* [Work to be completed] Images appear in the records below; leave them out and repeat everything else exactly.
● ● ● ●
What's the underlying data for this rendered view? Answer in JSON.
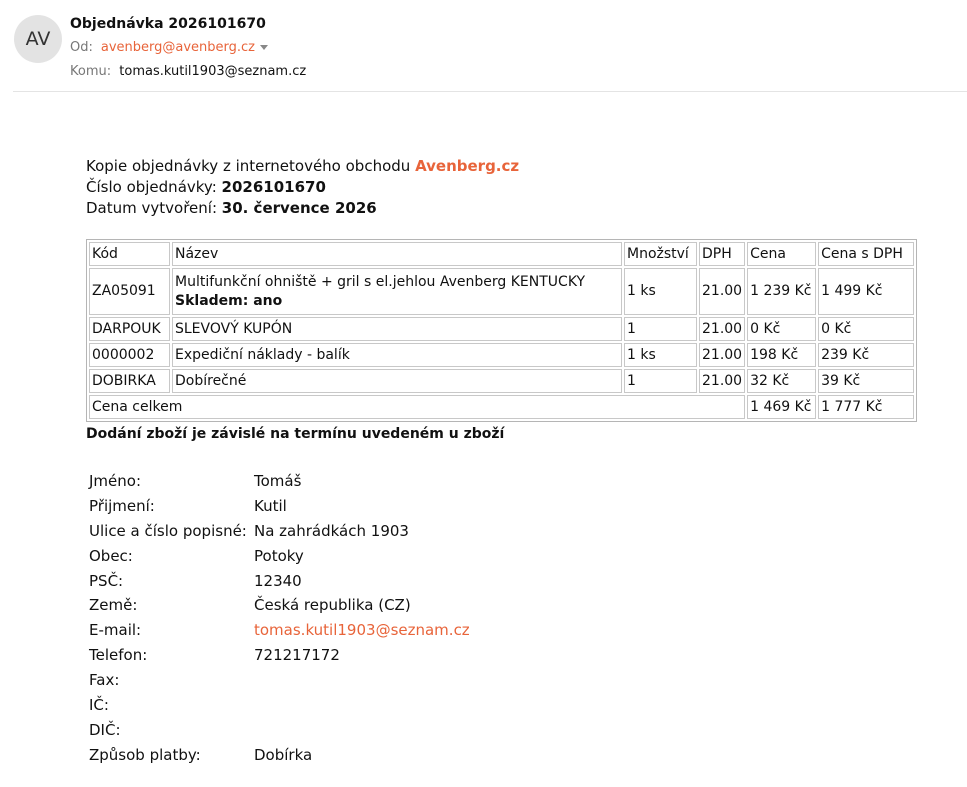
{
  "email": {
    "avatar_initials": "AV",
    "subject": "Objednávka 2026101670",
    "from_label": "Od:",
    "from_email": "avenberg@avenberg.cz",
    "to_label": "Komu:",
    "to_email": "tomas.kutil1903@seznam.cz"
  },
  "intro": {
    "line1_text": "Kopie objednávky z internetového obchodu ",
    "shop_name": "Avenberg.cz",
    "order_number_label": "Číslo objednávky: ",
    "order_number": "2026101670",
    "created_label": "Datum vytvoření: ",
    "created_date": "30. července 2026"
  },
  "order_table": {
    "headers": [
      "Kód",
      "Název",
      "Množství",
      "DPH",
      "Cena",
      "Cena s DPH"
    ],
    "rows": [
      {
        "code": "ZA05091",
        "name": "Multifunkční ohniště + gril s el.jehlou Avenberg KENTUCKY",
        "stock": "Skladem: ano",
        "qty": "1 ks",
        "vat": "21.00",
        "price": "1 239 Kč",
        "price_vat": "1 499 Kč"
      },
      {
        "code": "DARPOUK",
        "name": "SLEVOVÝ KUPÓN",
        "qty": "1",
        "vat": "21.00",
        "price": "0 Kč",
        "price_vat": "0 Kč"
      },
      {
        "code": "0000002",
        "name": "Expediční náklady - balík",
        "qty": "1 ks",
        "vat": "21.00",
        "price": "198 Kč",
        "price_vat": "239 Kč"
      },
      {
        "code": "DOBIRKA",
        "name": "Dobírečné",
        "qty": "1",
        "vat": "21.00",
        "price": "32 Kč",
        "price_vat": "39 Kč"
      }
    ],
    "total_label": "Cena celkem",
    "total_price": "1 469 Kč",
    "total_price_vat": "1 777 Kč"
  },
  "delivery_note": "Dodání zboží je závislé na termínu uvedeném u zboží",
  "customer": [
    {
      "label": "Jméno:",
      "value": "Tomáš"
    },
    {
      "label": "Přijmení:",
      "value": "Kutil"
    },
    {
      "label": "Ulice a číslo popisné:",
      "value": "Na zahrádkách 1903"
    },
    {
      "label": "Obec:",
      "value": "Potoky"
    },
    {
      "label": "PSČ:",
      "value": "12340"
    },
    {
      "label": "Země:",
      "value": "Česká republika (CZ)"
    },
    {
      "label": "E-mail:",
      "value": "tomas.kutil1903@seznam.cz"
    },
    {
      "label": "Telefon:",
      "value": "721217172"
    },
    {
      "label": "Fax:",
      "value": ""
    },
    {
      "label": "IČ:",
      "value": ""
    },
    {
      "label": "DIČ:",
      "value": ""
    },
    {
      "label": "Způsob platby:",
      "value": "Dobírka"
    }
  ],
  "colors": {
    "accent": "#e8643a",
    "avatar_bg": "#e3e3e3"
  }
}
● ● ● ●
* [Completed exercise]
What's the underlying data for this rendered view? Answer in JSON.
{
  "email": {
    "avatar_initials": "AV",
    "subject": "Objednávka 2026101670",
    "from_label": "Od:",
    "from_email": "avenberg@avenberg.cz",
    "to_label": "Komu:",
    "to_email": "tomas.kutil1903@seznam.cz"
  },
  "intro": {
    "line1_text": "Kopie objednávky z internetového obchodu ",
    "shop_name": "Avenberg.cz",
    "order_number_label": "Číslo objednávky: ",
    "order_number": "2026101670",
    "created_label": "Datum vytvoření: ",
    "created_date": "30. července 2026"
  },
  "order_table": {
    "headers": [
      "Kód",
      "Název",
      "Množství",
      "DPH",
      "Cena",
      "Cena s DPH"
    ],
    "rows": [
      {
        "code": "ZA05091",
        "name": "Multifunkční ohniště + gril s el.jehlou Avenberg KENTUCKY",
        "stock": "Skladem: ano",
        "qty": "1 ks",
        "vat": "21.00",
        "price": "1 239 Kč",
        "price_vat": "1 499 Kč"
      },
      {
        "code": "DARPOUK",
        "name": "SLEVOVÝ KUPÓN",
        "qty": "1",
        "vat": "21.00",
        "price": "0 Kč",
        "price_vat": "0 Kč"
      },
      {
        "code": "0000002",
        "name": "Expediční náklady - balík",
        "qty": "1 ks",
        "vat": "21.00",
        "price": "198 Kč",
        "price_vat": "239 Kč"
      },
      {
        "code": "DOBIRKA",
        "name": "Dobírečné",
        "qty": "1",
        "vat": "21.00",
        "price": "32 Kč",
        "price_vat": "39 Kč"
      }
    ],
    "total_label": "Cena celkem",
    "total_price": "1 469 Kč",
    "total_price_vat": "1 777 Kč"
  },
  "delivery_note": "Dodání zboží je závislé na termínu uvedeném u zboží",
  "customer": [
    {
      "label": "Jméno:",
      "value": "Tomáš"
    },
    {
      "label": "Přijmení:",
      "value": "Kutil"
    },
    {
      "label": "Ulice a číslo popisné:",
      "value": "Na zahrádkách 1903"
    },
    {
      "label": "Obec:",
      "value": "Potoky"
    },
    {
      "label": "PSČ:",
      "value": "12340"
    },
    {
      "label": "Země:",
      "value": "Česká republika (CZ)"
    },
    {
      "label": "E-mail:",
      "value": "tomas.kutil1903@seznam.cz"
    },
    {
      "label": "Telefon:",
      "value": "721217172"
    },
    {
      "label": "Fax:",
      "value": ""
    },
    {
      "label": "IČ:",
      "value": ""
    },
    {
      "label": "DIČ:",
      "value": ""
    },
    {
      "label": "Způsob platby:",
      "value": "Dobírka"
    }
  ],
  "colors": {
    "accent": "#e8643a",
    "avatar_bg": "#e3e3e3"
  }
}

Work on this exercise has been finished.